> **Given task**
Omit all images. Transcribe the rest of the material below exactly.

[Start Listing]

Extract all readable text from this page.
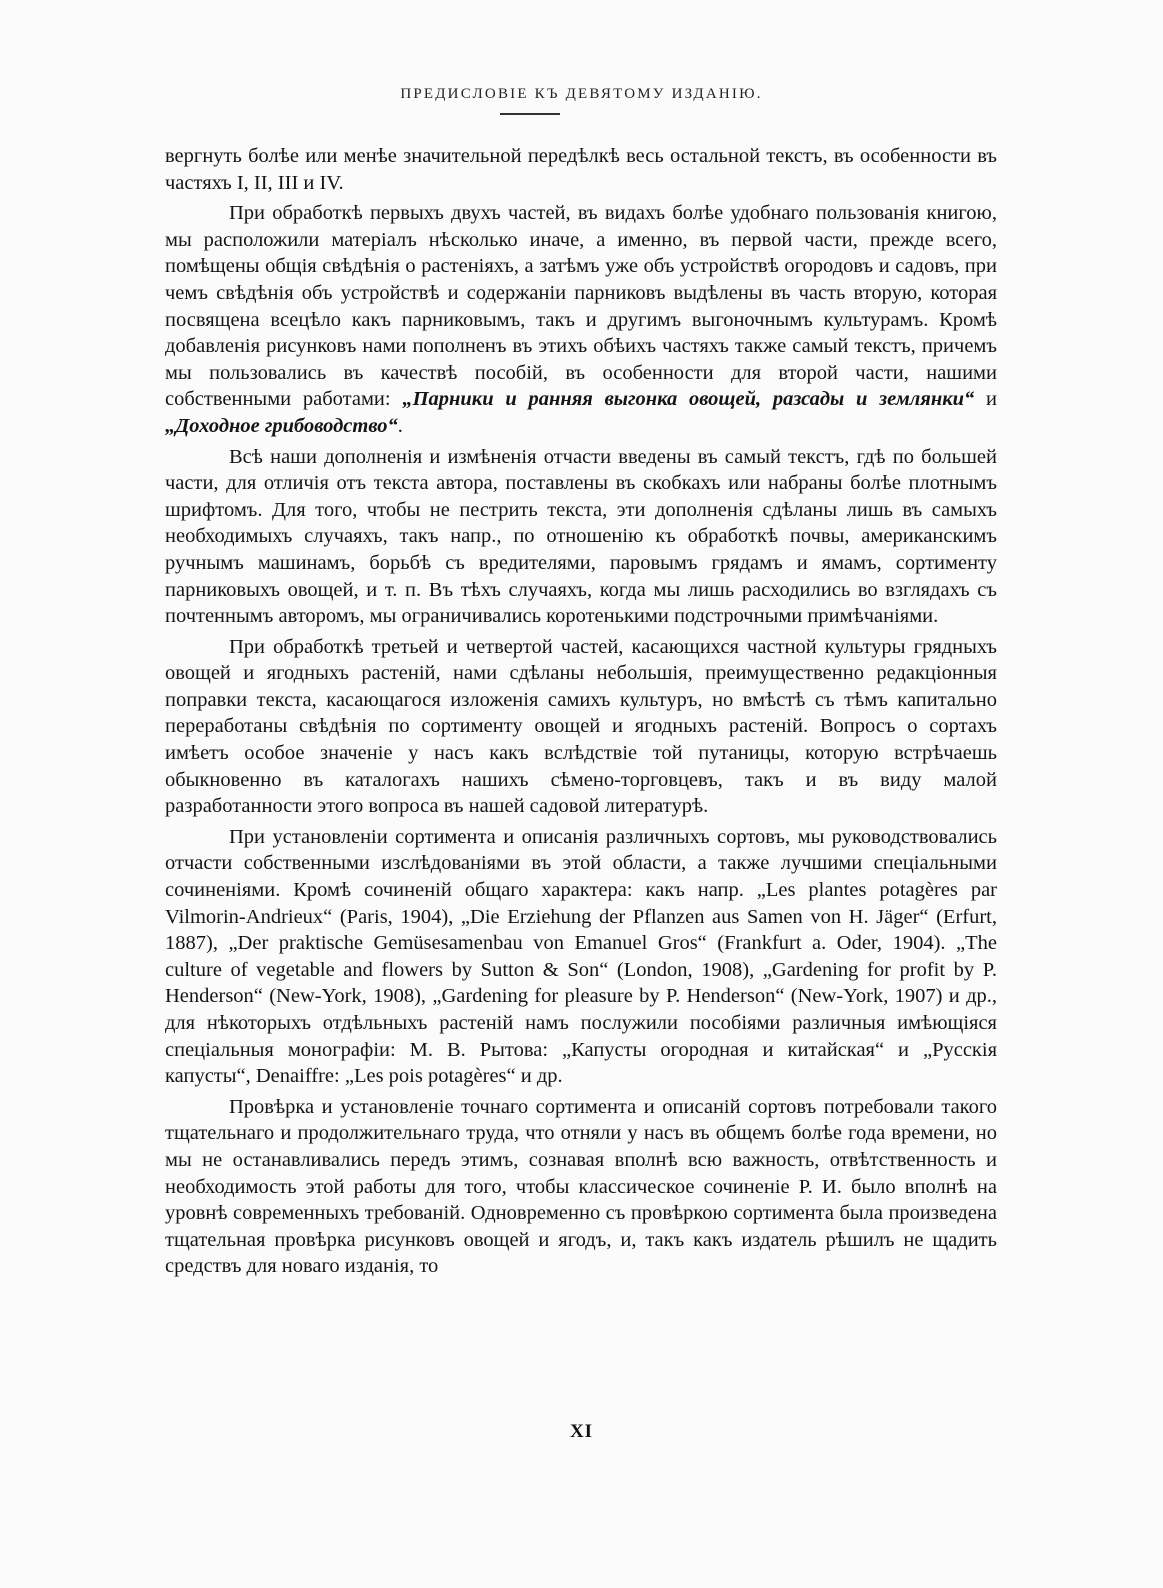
ПРЕДИСЛОВІЕ КЪ ДЕВЯТОМУ ИЗДАНІЮ.

вергнуть болѣе или менѣе значительной передѣлкѣ весь остальной текстъ, въ особенности въ частяхъ I, II, III и IV.

При обработкѣ первыхъ двухъ частей, въ видахъ болѣе удобнаго пользованія книгою, мы расположили матеріалъ нѣсколько иначе, а именно, въ первой части, прежде всего, помѣщены общія свѣдѣнія о растеніяхъ, а затѣмъ уже объ устройствѣ огородовъ и садовъ, при чемъ свѣдѣнія объ устройствѣ и содержаніи парниковъ выдѣлены въ часть вторую, которая посвящена всецѣло какъ парниковымъ, такъ и другимъ выгоночнымъ культурамъ. Кромѣ добавленія рисунковъ нами пополненъ въ этихъ обѣихъ частяхъ также самый текстъ, причемъ мы пользовались въ качествѣ пособій, въ особенности для второй части, нашими собственными работами: „Парники и ранняя выгонка овощей, разсады и землянки“ и „Доходное грибоводство“.

Всѣ наши дополненія и измѣненія отчасти введены въ самый текстъ, гдѣ по большей части, для отличія отъ текста автора, поставлены въ скобкахъ или набраны болѣе плотнымъ шрифтомъ. Для того, чтобы не пестрить текста, эти дополненія сдѣланы лишь въ самыхъ необходимыхъ случаяхъ, такъ напр., по отношенію къ обработкѣ почвы, американскимъ ручнымъ машинамъ, борьбѣ съ вредителями, паровымъ грядамъ и ямамъ, сортименту парниковыхъ овощей, и т. п. Въ тѣхъ случаяхъ, когда мы лишь расходились во взглядахъ съ почтеннымъ авторомъ, мы ограничивались коротенькими подстрочными примѣчаніями.

При обработкѣ третьей и четвертой частей, касающихся частной культуры грядныхъ овощей и ягодныхъ растеній, нами сдѣланы небольшія, преимущественно редакціонныя поправки текста, касающагося изложенія самихъ культуръ, но вмѣстѣ съ тѣмъ капитально переработаны свѣдѣнія по сортименту овощей и ягодныхъ растеній. Вопросъ о сортахъ имѣетъ особое значеніе у насъ какъ вслѣдствіе той путаницы, которую встрѣчаешь обыкновенно въ каталогахъ нашихъ сѣмено-торговцевъ, такъ и въ виду малой разработанности этого вопроса въ нашей садовой литературѣ.

При установленіи сортимента и описанія различныхъ сортовъ, мы руководствовались отчасти собственными изслѣдованіями въ этой области, а также лучшими спеціальными сочиненіями. Кромѣ сочиненій общаго характера: какъ напр. „Les plantes potagères par Vilmorin-Andrieux“ (Paris, 1904), „Die Erziehung der Pflanzen aus Samen von H. Jäger“ (Erfurt, 1887), „Der praktische Gemüsesamenbau von Emanuel Gros“ (Frankfurt a. Oder, 1904). „The culture of vegetable and flowers by Sutton & Son“ (London, 1908), „Gardening for profit by P. Henderson“ (New-York, 1908), „Gardening for pleasure by P. Henderson“ (New-York, 1907) и др., для нѣкоторыхъ отдѣльныхъ растеній намъ послужили пособіями различныя имѣющіяся спеціальныя монографіи: М. В. Рытова: „Капусты огородная и китайская“ и „Русскія капусты“, Denaiffre: „Les pois potagères“ и др.

Провѣрка и установленіе точнаго сортимента и описаній сортовъ потребовали такого тщательнаго и продолжительнаго труда, что отняли у насъ въ общемъ болѣе года времени, но мы не останавливались передъ этимъ, сознавая вполнѣ всю важность, отвѣтственность и необходимость этой работы для того, чтобы классическое сочиненіе Р. И. было вполнѣ на уровнѣ современныхъ требованій. Одновременно съ провѣркою сортимента была произведена тщательная провѣрка рисунковъ овощей и ягодъ, и, такъ какъ издатель рѣшилъ не щадить средствъ для новаго изданія, то

XI
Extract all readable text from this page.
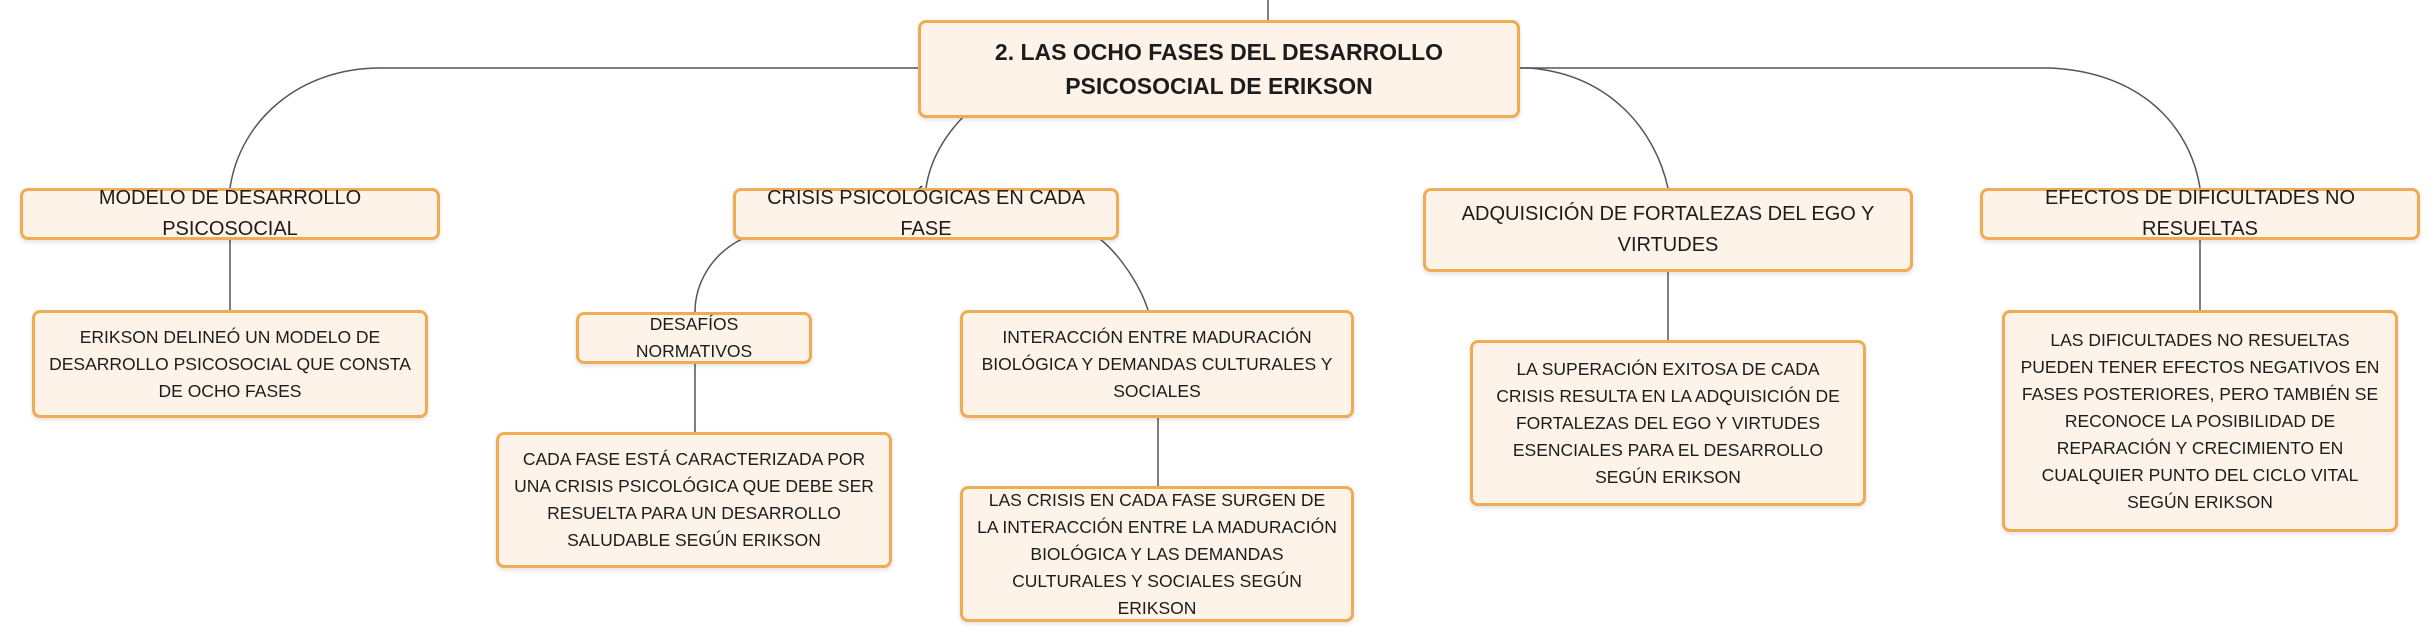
2. LAS OCHO FASES DEL DESARROLLO PSICOSOCIAL DE ERIKSON
MODELO DE DESARROLLO PSICOSOCIAL
ERIKSON DELINEÓ UN MODELO DE DESARROLLO PSICOSOCIAL QUE CONSTA DE OCHO FASES
CRISIS PSICOLÓGICAS EN CADA FASE
DESAFÍOS NORMATIVOS
CADA FASE ESTÁ CARACTERIZADA POR UNA CRISIS PSICOLÓGICA QUE DEBE SER RESUELTA PARA UN DESARROLLO SALUDABLE SEGÚN ERIKSON
INTERACCIÓN ENTRE MADURACIÓN BIOLÓGICA Y DEMANDAS CULTURALES Y SOCIALES
LAS CRISIS EN CADA FASE SURGEN DE LA INTERACCIÓN ENTRE LA MADURACIÓN BIOLÓGICA Y LAS DEMANDAS CULTURALES Y SOCIALES SEGÚN ERIKSON
ADQUISICIÓN DE FORTALEZAS DEL EGO Y VIRTUDES
LA SUPERACIÓN EXITOSA DE CADA CRISIS RESULTA EN LA ADQUISICIÓN DE FORTALEZAS DEL EGO Y VIRTUDES ESENCIALES PARA EL DESARROLLO SEGÚN ERIKSON
EFECTOS DE DIFICULTADES NO RESUELTAS
LAS DIFICULTADES NO RESUELTAS PUEDEN TENER EFECTOS NEGATIVOS EN FASES POSTERIORES, PERO TAMBIÉN SE RECONOCE LA POSIBILIDAD DE REPARACIÓN Y CRECIMIENTO EN CUALQUIER PUNTO DEL CICLO VITAL SEGÚN ERIKSON
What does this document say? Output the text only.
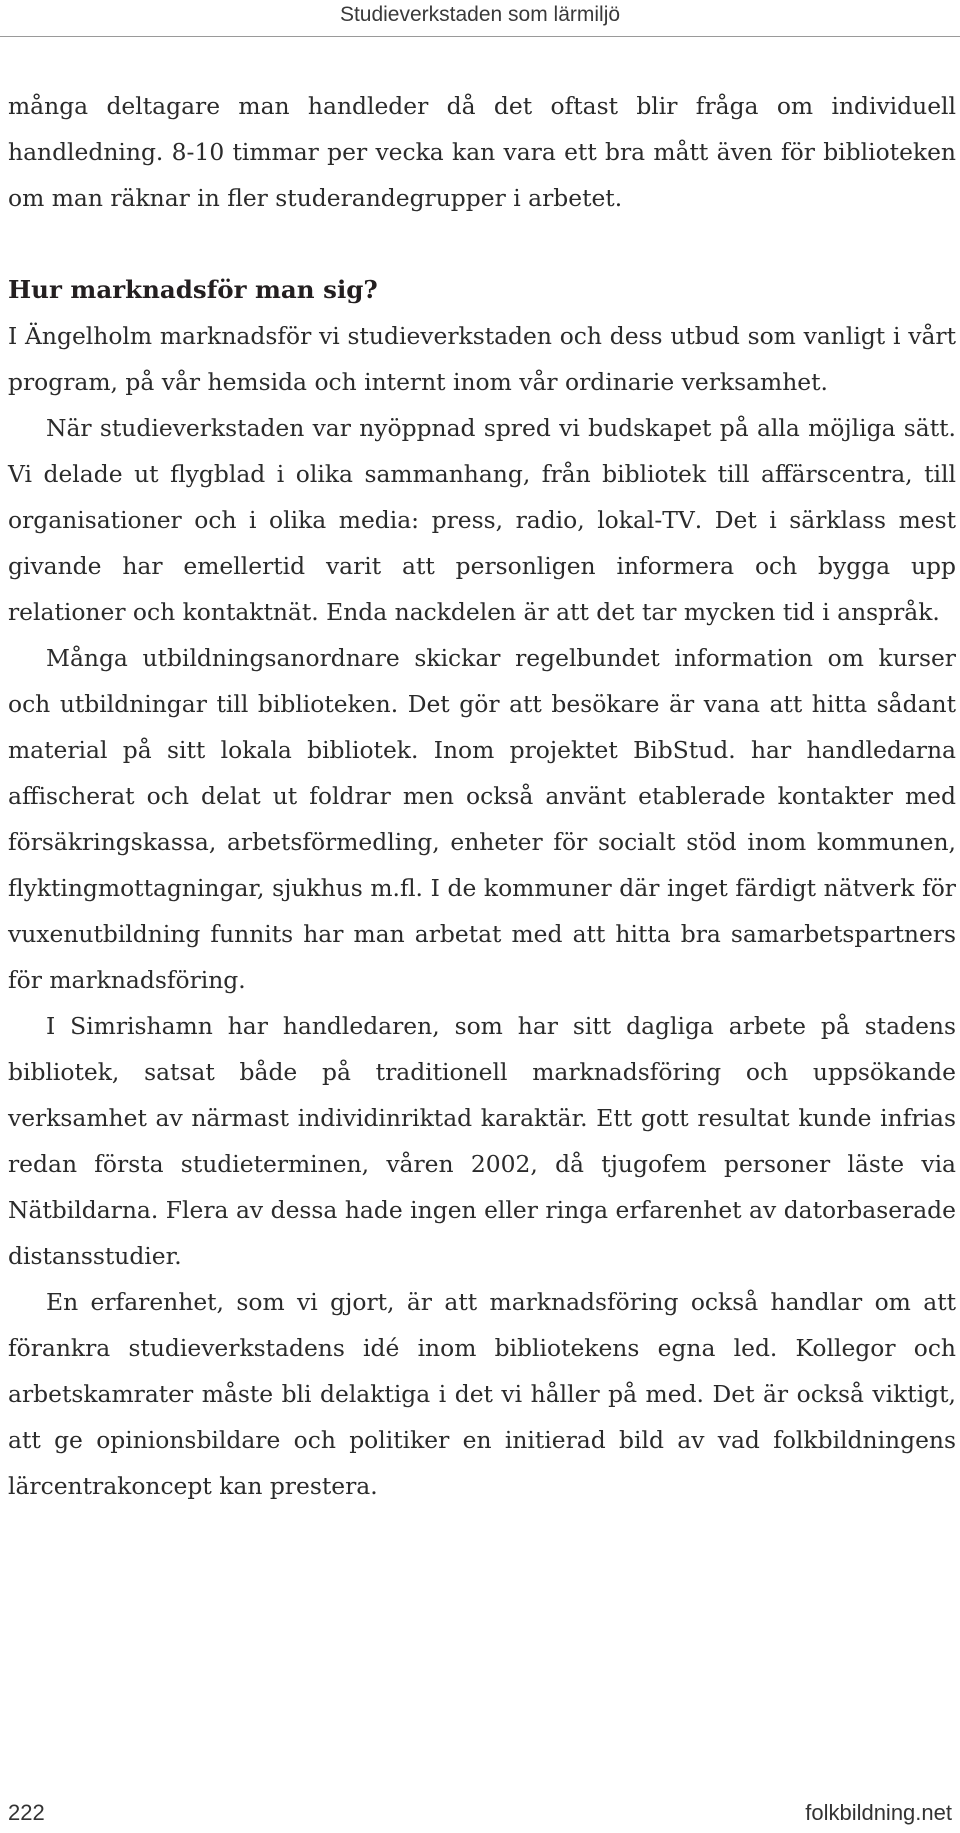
Studieverkstaden som lärmiljö

många deltagare man handleder då det oftast blir fråga om individuell handledning. 8-10 timmar per vecka kan vara ett bra mått även för biblioteken om man räknar in fler studerandegrupper i arbetet.

Hur marknadsför man sig?

I Ängelholm marknadsför vi studieverkstaden och dess utbud som vanligt i vårt program, på vår hemsida och internt inom vår ordinarie verksamhet.

När studieverkstaden var nyöppnad spred vi budskapet på alla möjliga sätt. Vi delade ut flygblad i olika sammanhang, från bibliotek till affärscentra, till organisationer och i olika media: press, radio, lokal-TV. Det i särklass mest givande har emellertid varit att personligen informera och bygga upp relationer och kontaktnät. Enda nackdelen är att det tar mycken tid i anspråk.

Många utbildningsanordnare skickar regelbundet information om kurser och utbildningar till biblioteken. Det gör att besökare är vana att hitta sådant material på sitt lokala bibliotek. Inom projektet BibStud. har handledarna affischerat och delat ut foldrar men också använt etablerade kontakter med försäkringskassa, arbetsförmedling, enheter för socialt stöd inom kommunen, flyktingmottagningar, sjukhus m.fl. I de kommuner där inget färdigt nätverk för vuxenutbildning funnits har man arbetat med att hitta bra samarbetspartners för marknadsföring.

I Simrishamn har handledaren, som har sitt dagliga arbete på stadens bibliotek, satsat både på traditionell marknadsföring och uppsökande verksamhet av närmast individinriktad karaktär. Ett gott resultat kunde infrias redan första studieterminen, våren 2002, då tjugofem personer läste via Nätbildarna. Flera av dessa hade ingen eller ringa erfarenhet av datorbaserade distansstudier.

En erfarenhet, som vi gjort, är att marknadsföring också handlar om att förankra studieverkstadens idé inom bibliotekens egna led. Kollegor och arbetskamrater måste bli delaktiga i det vi håller på med. Det är också viktigt, att ge opinionsbildare och politiker en initierad bild av vad folkbildningens lärcentrakoncept kan prestera.

222	folkbildning.net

[End Listing]

> **Response for this exercise**
Extract all readable text from this page.
ПРЕДИСЛОВІЕ КЪ ДЕВЯТОМУ ИЗДАНІЮ.

вергнуть болѣе или менѣе значительной передѣлкѣ весь остальной текстъ, въ особенности въ частяхъ I, II, III и IV.

При обработкѣ первыхъ двухъ частей, въ видахъ болѣе удобнаго пользованія книгою, мы расположили матеріалъ нѣсколько иначе, а именно, въ первой части, прежде всего, помѣщены общія свѣдѣнія о растеніяхъ, а затѣмъ уже объ устройствѣ огородовъ и садовъ, при чемъ свѣдѣнія объ устройствѣ и содержаніи парниковъ выдѣлены въ часть вторую, которая посвящена всецѣло какъ парниковымъ, такъ и другимъ выгоночнымъ культурамъ. Кромѣ добавленія рисунковъ нами пополненъ въ этихъ обѣихъ частяхъ также самый текстъ, причемъ мы пользовались въ качествѣ пособій, въ особенности для второй части, нашими собственными работами: „Парники и ранняя выгонка овощей, разсады и землянки“ и „Доходное грибоводство“.

Всѣ наши дополненія и измѣненія отчасти введены въ самый текстъ, гдѣ по большей части, для отличія отъ текста автора, поставлены въ скобкахъ или набраны болѣе плотнымъ шрифтомъ. Для того, чтобы не пестрить текста, эти дополненія сдѣланы лишь въ самыхъ необходимыхъ случаяхъ, такъ напр., по отношенію къ обработкѣ почвы, американскимъ ручнымъ машинамъ, борьбѣ съ вредителями, паровымъ грядамъ и ямамъ, сортименту парниковыхъ овощей, и т. п. Въ тѣхъ случаяхъ, когда мы лишь расходились во взглядахъ съ почтеннымъ авторомъ, мы ограничивались коротенькими подстрочными примѣчаніями.

При обработкѣ третьей и четвертой частей, касающихся частной культуры грядныхъ овощей и ягодныхъ растеній, нами сдѣланы небольшія, преимущественно редакціонныя поправки текста, касающагося изложенія самихъ культуръ, но вмѣстѣ съ тѣмъ капитально переработаны свѣдѣнія по сортименту овощей и ягодныхъ растеній. Вопросъ о сортахъ имѣетъ особое значеніе у насъ какъ вслѣдствіе той путаницы, которую встрѣчаешь обыкновенно въ каталогахъ нашихъ сѣмено-торговцевъ, такъ и въ виду малой разработанности этого вопроса въ нашей садовой литературѣ.

При установленіи сортимента и описанія различныхъ сортовъ, мы руководствовались отчасти собственными изслѣдованіями въ этой области, а также лучшими спеціальными сочиненіями. Кромѣ сочиненій общаго характера: какъ напр. „Les plantes potagères par Vilmorin-Andrieux“ (Paris, 1904), „Die Erziehung der Pflanzen aus Samen von H. Jäger“ (Erfurt, 1887), „Der praktische Gemüsesamenbau von Emanuel Gros“ (Frankfurt a. Oder, 1904). „The culture of vegetable and flowers by Sutton & Son“ (London, 1908), „Gardening for profit by P. Henderson“ (New-York, 1908), „Gardening for pleasure by P. Henderson“ (New-York, 1907) и др., для нѣкоторыхъ отдѣльныхъ растеній намъ послужили пособіями различныя имѣющіяся спеціальныя монографіи: М. В. Рытова: „Капусты огородная и китайская“ и „Русскія капусты“, Denaiffre: „Les pois potagères“ и др.

Провѣрка и установленіе точнаго сортимента и описаній сортовъ потребовали такого тщательнаго и продолжительнаго труда, что отняли у насъ въ общемъ болѣе года времени, но мы не останавливались передъ этимъ, сознавая вполнѣ всю важность, отвѣтственность и необходимость этой работы для того, чтобы классическое сочиненіе Р. И. было вполнѣ на уровнѣ современныхъ требованій. Одновременно съ провѣркою сортимента была произведена тщательная провѣрка рисунковъ овощей и ягодъ, и, такъ какъ издатель рѣшилъ не щадить средствъ для новаго изданія, то

XI
Extract all readable text from this page.
2. LAS OCHO FASES DEL DESARROLLO PSICOSOCIAL DE ERIKSON
MODELO DE DESARROLLO PSICOSOCIAL
ERIKSON DELINEÓ UN MODELO DE DESARROLLO PSICOSOCIAL QUE CONSTA DE OCHO FASES
CRISIS PSICOLÓGICAS EN CADA FASE
DESAFÍOS NORMATIVOS
CADA FASE ESTÁ CARACTERIZADA POR UNA CRISIS PSICOLÓGICA QUE DEBE SER RESUELTA PARA UN DESARROLLO SALUDABLE SEGÚN ERIKSON
INTERACCIÓN ENTRE MADURACIÓN BIOLÓGICA Y DEMANDAS CULTURALES Y SOCIALES
LAS CRISIS EN CADA FASE SURGEN DE LA INTERACCIÓN ENTRE LA MADURACIÓN BIOLÓGICA Y LAS DEMANDAS CULTURALES Y SOCIALES SEGÚN ERIKSON
ADQUISICIÓN DE FORTALEZAS DEL EGO Y VIRTUDES
LA SUPERACIÓN EXITOSA DE CADA CRISIS RESULTA EN LA ADQUISICIÓN DE FORTALEZAS DEL EGO Y VIRTUDES ESENCIALES PARA EL DESARROLLO SEGÚN ERIKSON
EFECTOS DE DIFICULTADES NO RESUELTAS
LAS DIFICULTADES NO RESUELTAS PUEDEN TENER EFECTOS NEGATIVOS EN FASES POSTERIORES, PERO TAMBIÉN SE RECONOCE LA POSIBILIDAD DE REPARACIÓN Y CRECIMIENTO EN CUALQUIER PUNTO DEL CICLO VITAL SEGÚN ERIKSON
What does this document say? Output the text only.
Studieverkstaden som lärmiljö

många deltagare man handleder då det oftast blir fråga om individuell handledning. 8-10 timmar per vecka kan vara ett bra mått även för biblioteken om man räknar in fler studerandegrupper i arbetet.

Hur marknadsför man sig?

I Ängelholm marknadsför vi studieverkstaden och dess utbud som vanligt i vårt program, på vår hemsida och internt inom vår ordinarie verksamhet.

När studieverkstaden var nyöppnad spred vi budskapet på alla möjliga sätt. Vi delade ut flygblad i olika sammanhang, från bibliotek till affärscentra, till organisationer och i olika media: press, radio, lokal-TV. Det i särklass mest givande har emellertid varit att personligen informera och bygga upp relationer och kontaktnät. Enda nackdelen är att det tar mycken tid i anspråk.

Många utbildningsanordnare skickar regelbundet information om kurser och utbildningar till biblioteken. Det gör att besökare är vana att hitta sådant material på sitt lokala bibliotek. Inom projektet BibStud. har handledarna affischerat och delat ut foldrar men också använt etablerade kontakter med försäkringskassa, arbetsförmedling, enheter för socialt stöd inom kommunen, flyktingmottagningar, sjukhus m.fl. I de kommuner där inget färdigt nätverk för vuxenutbildning funnits har man arbetat med att hitta bra samarbetspartners för marknadsföring.

I Simrishamn har handledaren, som har sitt dagliga arbete på stadens bibliotek, satsat både på traditionell marknadsföring och uppsökande verksamhet av närmast individinriktad karaktär. Ett gott resultat kunde infrias redan första studieterminen, våren 2002, då tjugofem personer läste via Nätbildarna. Flera av dessa hade ingen eller ringa erfarenhet av datorbaserade distansstudier.

En erfarenhet, som vi gjort, är att marknadsföring också handlar om att förankra studieverkstadens idé inom bibliotekens egna led. Kollegor och arbetskamrater måste bli delaktiga i det vi håller på med. Det är också viktigt, att ge opinionsbildare och politiker en initierad bild av vad folkbildningens lärcentrakoncept kan prestera.

222	folkbildning.net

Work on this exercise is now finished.